[Excerpt from a dataset]

################

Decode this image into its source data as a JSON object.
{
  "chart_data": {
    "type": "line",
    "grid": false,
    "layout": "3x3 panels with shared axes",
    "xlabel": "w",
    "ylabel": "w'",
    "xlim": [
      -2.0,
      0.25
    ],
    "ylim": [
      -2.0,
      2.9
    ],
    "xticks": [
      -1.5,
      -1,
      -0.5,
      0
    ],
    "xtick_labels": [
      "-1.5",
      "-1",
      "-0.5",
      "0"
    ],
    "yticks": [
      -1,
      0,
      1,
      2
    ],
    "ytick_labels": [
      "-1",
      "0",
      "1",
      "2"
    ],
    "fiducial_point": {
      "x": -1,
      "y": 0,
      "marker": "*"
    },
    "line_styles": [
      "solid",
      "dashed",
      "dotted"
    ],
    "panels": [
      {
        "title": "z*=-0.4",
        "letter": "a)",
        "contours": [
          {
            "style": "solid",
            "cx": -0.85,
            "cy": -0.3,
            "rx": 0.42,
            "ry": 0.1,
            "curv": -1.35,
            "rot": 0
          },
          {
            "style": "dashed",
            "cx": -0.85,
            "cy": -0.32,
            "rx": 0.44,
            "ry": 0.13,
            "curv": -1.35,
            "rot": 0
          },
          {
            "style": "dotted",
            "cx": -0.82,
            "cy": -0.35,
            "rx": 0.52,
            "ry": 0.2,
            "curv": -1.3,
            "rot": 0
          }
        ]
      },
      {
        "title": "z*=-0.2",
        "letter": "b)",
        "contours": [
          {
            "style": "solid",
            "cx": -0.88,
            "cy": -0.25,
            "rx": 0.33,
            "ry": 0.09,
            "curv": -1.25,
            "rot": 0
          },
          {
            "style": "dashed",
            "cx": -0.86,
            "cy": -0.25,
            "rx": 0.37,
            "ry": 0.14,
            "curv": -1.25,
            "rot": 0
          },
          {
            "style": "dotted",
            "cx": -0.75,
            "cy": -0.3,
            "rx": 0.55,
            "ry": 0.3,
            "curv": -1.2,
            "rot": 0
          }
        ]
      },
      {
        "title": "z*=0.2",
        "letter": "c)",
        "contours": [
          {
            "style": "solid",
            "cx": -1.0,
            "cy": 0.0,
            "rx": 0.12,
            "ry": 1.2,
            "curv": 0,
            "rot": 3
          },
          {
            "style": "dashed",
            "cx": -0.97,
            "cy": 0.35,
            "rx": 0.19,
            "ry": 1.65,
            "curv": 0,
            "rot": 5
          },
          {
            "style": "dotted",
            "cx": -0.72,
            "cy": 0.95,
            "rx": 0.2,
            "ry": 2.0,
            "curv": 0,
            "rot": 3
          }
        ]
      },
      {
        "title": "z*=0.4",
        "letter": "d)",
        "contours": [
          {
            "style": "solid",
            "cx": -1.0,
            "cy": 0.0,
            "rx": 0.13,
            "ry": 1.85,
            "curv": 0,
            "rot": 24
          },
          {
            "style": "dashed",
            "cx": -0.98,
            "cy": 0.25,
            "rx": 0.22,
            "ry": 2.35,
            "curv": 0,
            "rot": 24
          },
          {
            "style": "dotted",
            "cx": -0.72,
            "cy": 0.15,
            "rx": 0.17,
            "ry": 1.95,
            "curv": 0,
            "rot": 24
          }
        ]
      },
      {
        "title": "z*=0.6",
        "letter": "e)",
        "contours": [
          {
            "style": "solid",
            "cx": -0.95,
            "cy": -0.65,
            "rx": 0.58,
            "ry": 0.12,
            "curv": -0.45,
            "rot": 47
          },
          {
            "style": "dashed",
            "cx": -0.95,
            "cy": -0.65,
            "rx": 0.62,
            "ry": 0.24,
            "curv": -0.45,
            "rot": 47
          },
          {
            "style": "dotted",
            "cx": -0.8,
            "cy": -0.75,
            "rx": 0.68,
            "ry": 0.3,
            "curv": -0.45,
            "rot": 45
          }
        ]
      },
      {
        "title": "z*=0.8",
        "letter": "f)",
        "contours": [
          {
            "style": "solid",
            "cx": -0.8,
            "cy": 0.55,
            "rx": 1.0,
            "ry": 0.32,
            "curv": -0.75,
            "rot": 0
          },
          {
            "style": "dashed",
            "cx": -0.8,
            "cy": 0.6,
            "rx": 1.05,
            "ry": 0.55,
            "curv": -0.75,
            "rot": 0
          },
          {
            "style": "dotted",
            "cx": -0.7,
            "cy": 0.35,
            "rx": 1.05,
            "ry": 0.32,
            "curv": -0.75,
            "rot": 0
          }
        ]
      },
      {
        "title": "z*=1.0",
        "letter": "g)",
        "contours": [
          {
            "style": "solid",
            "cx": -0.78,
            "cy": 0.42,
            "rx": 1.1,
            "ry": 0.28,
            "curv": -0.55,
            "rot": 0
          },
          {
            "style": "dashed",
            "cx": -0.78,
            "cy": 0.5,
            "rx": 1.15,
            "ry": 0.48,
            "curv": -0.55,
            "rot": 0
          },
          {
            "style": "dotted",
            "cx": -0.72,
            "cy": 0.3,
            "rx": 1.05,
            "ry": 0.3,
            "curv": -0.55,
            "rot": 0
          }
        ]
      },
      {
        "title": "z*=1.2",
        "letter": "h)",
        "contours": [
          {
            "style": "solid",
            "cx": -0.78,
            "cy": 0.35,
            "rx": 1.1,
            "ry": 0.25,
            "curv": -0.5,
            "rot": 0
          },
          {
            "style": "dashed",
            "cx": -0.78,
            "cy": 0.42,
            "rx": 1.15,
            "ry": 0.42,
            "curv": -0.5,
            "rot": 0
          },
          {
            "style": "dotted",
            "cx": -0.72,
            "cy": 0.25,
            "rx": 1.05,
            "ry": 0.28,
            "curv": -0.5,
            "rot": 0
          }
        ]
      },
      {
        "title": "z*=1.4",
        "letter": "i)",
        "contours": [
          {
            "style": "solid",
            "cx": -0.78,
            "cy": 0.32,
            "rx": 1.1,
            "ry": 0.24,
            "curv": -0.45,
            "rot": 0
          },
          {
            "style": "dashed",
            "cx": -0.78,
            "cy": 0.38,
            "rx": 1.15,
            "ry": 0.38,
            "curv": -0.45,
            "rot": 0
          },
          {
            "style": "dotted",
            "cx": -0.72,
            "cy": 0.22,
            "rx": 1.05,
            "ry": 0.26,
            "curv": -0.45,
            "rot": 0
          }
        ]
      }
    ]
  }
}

################

Write out the whole listing exactly.

Decode this image into its source data as a JSON object.
{
  "chart_data": {
    "type": "line",
    "grid": false,
    "layout": "3x3 panels with shared axes",
    "xlabel": "w",
    "ylabel": "w'",
    "xlim": [
      -2.0,
      0.25
    ],
    "ylim": [
      -2.0,
      2.9
    ],
    "xticks": [
      -1.5,
      -1,
      -0.5,
      0
    ],
    "xtick_labels": [
      "-1.5",
      "-1",
      "-0.5",
      "0"
    ],
    "yticks": [
      -1,
      0,
      1,
      2
    ],
    "ytick_labels": [
      "-1",
      "0",
      "1",
      "2"
    ],
    "fiducial_point": {
      "x": -1,
      "y": 0,
      "marker": "*"
    },
    "line_styles": [
      "solid",
      "dashed",
      "dotted"
    ],
    "panels": [
      {
        "title": "z*=-0.4",
        "letter": "a)",
        "contours": [
          {
            "style": "solid",
            "cx": -0.85,
            "cy": -0.3,
            "rx": 0.42,
            "ry": 0.1,
            "curv": -1.35,
            "rot": 0
          },
          {
            "style": "dashed",
            "cx": -0.85,
            "cy": -0.32,
            "rx": 0.44,
            "ry": 0.13,
            "curv": -1.35,
            "rot": 0
          },
          {
            "style": "dotted",
            "cx": -0.82,
            "cy": -0.35,
            "rx": 0.52,
            "ry": 0.2,
            "curv": -1.3,
            "rot": 0
          }
        ]
      },
      {
        "title": "z*=-0.2",
        "letter": "b)",
        "contours": [
          {
            "style": "solid",
            "cx": -0.88,
            "cy": -0.25,
            "rx": 0.33,
            "ry": 0.09,
            "curv": -1.25,
            "rot": 0
          },
          {
            "style": "dashed",
            "cx": -0.86,
            "cy": -0.25,
            "rx": 0.37,
            "ry": 0.14,
            "curv": -1.25,
            "rot": 0
          },
          {
            "style": "dotted",
            "cx": -0.75,
            "cy": -0.3,
            "rx": 0.55,
            "ry": 0.3,
            "curv": -1.2,
            "rot": 0
          }
        ]
      },
      {
        "title": "z*=0.2",
        "letter": "c)",
        "contours": [
          {
            "style": "solid",
            "cx": -1.0,
            "cy": 0.0,
            "rx": 0.12,
            "ry": 1.2,
            "curv": 0,
            "rot": 3
          },
          {
            "style": "dashed",
            "cx": -0.97,
            "cy": 0.35,
            "rx": 0.19,
            "ry": 1.65,
            "curv": 0,
            "rot": 5
          },
          {
            "style": "dotted",
            "cx": -0.72,
            "cy": 0.95,
            "rx": 0.2,
            "ry": 2.0,
            "curv": 0,
            "rot": 3
          }
        ]
      },
      {
        "title": "z*=0.4",
        "letter": "d)",
        "contours": [
          {
            "style": "solid",
            "cx": -1.0,
            "cy": 0.0,
            "rx": 0.13,
            "ry": 1.85,
            "curv": 0,
            "rot": 24
          },
          {
            "style": "dashed",
            "cx": -0.98,
            "cy": 0.25,
            "rx": 0.22,
            "ry": 2.35,
            "curv": 0,
            "rot": 24
          },
          {
            "style": "dotted",
            "cx": -0.72,
            "cy": 0.15,
            "rx": 0.17,
            "ry": 1.95,
            "curv": 0,
            "rot": 24
          }
        ]
      },
      {
        "title": "z*=0.6",
        "letter": "e)",
        "contours": [
          {
            "style": "solid",
            "cx": -0.95,
            "cy": -0.65,
            "rx": 0.58,
            "ry": 0.12,
            "curv": -0.45,
            "rot": 47
          },
          {
            "style": "dashed",
            "cx": -0.95,
            "cy": -0.65,
            "rx": 0.62,
            "ry": 0.24,
            "curv": -0.45,
            "rot": 47
          },
          {
            "style": "dotted",
            "cx": -0.8,
            "cy": -0.75,
            "rx": 0.68,
            "ry": 0.3,
            "curv": -0.45,
            "rot": 45
          }
        ]
      },
      {
        "title": "z*=0.8",
        "letter": "f)",
        "contours": [
          {
            "style": "solid",
            "cx": -0.8,
            "cy": 0.55,
            "rx": 1.0,
            "ry": 0.32,
            "curv": -0.75,
            "rot": 0
          },
          {
            "style": "dashed",
            "cx": -0.8,
            "cy": 0.6,
            "rx": 1.05,
            "ry": 0.55,
            "curv": -0.75,
            "rot": 0
          },
          {
            "style": "dotted",
            "cx": -0.7,
            "cy": 0.35,
            "rx": 1.05,
            "ry": 0.32,
            "curv": -0.75,
            "rot": 0
          }
        ]
      },
      {
        "title": "z*=1.0",
        "letter": "g)",
        "contours": [
          {
            "style": "solid",
            "cx": -0.78,
            "cy": 0.42,
            "rx": 1.1,
            "ry": 0.28,
            "curv": -0.55,
            "rot": 0
          },
          {
            "style": "dashed",
            "cx": -0.78,
            "cy": 0.5,
            "rx": 1.15,
            "ry": 0.48,
            "curv": -0.55,
            "rot": 0
          },
          {
            "style": "dotted",
            "cx": -0.72,
            "cy": 0.3,
            "rx": 1.05,
            "ry": 0.3,
            "curv": -0.55,
            "rot": 0
          }
        ]
      },
      {
        "title": "z*=1.2",
        "letter": "h)",
        "contours": [
          {
            "style": "solid",
            "cx": -0.78,
            "cy": 0.35,
            "rx": 1.1,
            "ry": 0.25,
            "curv": -0.5,
            "rot": 0
          },
          {
            "style": "dashed",
            "cx": -0.78,
            "cy": 0.42,
            "rx": 1.15,
            "ry": 0.42,
            "curv": -0.5,
            "rot": 0
          },
          {
            "style": "dotted",
            "cx": -0.72,
            "cy": 0.25,
            "rx": 1.05,
            "ry": 0.28,
            "curv": -0.5,
            "rot": 0
          }
        ]
      },
      {
        "title": "z*=1.4",
        "letter": "i)",
        "contours": [
          {
            "style": "solid",
            "cx": -0.78,
            "cy": 0.32,
            "rx": 1.1,
            "ry": 0.24,
            "curv": -0.45,
            "rot": 0
          },
          {
            "style": "dashed",
            "cx": -0.78,
            "cy": 0.38,
            "rx": 1.15,
            "ry": 0.38,
            "curv": -0.45,
            "rot": 0
          },
          {
            "style": "dotted",
            "cx": -0.72,
            "cy": 0.22,
            "rx": 1.05,
            "ry": 0.26,
            "curv": -0.45,
            "rot": 0
          }
        ]
      }
    ]
  }
}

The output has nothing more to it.